--- Objective ---
From the entries below, pull out each line where "Technology" appears.
* * * * * * * * *
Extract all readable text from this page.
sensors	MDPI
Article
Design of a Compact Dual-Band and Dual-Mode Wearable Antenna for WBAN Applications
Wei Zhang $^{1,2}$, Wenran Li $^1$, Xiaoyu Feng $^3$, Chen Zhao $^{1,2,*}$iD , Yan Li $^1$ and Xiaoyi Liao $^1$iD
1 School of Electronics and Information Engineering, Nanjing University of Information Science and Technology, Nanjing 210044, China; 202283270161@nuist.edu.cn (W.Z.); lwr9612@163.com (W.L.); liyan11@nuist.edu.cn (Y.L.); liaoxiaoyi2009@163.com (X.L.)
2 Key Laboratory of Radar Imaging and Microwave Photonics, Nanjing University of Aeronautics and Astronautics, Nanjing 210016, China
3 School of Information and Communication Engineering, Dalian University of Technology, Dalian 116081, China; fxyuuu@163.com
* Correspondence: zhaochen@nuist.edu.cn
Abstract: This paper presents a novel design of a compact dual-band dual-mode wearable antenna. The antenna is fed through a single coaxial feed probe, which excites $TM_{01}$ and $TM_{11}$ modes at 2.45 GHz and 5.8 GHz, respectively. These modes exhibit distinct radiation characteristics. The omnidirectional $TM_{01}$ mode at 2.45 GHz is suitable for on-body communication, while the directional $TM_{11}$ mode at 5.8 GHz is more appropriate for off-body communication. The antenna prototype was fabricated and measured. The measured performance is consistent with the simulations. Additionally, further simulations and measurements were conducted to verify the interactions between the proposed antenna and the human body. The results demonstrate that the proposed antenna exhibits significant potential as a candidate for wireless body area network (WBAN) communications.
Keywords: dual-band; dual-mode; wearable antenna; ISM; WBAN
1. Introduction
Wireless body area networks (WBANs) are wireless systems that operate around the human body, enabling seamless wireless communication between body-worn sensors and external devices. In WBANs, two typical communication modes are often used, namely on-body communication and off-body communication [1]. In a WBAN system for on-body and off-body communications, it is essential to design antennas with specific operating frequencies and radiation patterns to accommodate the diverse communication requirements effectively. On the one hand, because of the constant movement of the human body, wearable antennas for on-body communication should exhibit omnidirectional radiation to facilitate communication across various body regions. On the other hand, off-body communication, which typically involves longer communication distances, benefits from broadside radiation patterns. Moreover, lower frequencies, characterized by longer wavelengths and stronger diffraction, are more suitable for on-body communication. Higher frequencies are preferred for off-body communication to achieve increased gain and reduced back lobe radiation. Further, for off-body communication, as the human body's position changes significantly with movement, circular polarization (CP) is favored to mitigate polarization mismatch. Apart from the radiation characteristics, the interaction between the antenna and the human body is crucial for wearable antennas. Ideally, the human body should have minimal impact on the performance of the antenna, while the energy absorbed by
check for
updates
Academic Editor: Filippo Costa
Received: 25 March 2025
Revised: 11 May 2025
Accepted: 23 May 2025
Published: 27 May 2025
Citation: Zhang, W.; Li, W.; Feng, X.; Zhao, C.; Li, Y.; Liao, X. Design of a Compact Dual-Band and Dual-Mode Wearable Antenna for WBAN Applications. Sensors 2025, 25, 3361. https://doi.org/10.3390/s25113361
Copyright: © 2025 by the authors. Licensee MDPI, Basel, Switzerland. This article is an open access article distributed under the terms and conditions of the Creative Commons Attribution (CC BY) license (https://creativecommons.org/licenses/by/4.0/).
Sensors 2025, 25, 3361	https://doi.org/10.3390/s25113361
* * * * * * * * *
--- Exercise result ---
1 School of Electronics and Information Engineering, Nanjing University of Information Science and Technology, Nanjing 210044, China; 202283270161@nuist.edu.cn (W.Z.); lwr9612@163.com (W.L.); liyan11@nuist.edu.cn (Y.L.); liaoxiaoyi2009@163.com (X.L.)
3 School of Information and Communication Engineering, Dalian University of Technology, Dalian 116081, China; fxyuuu@163.com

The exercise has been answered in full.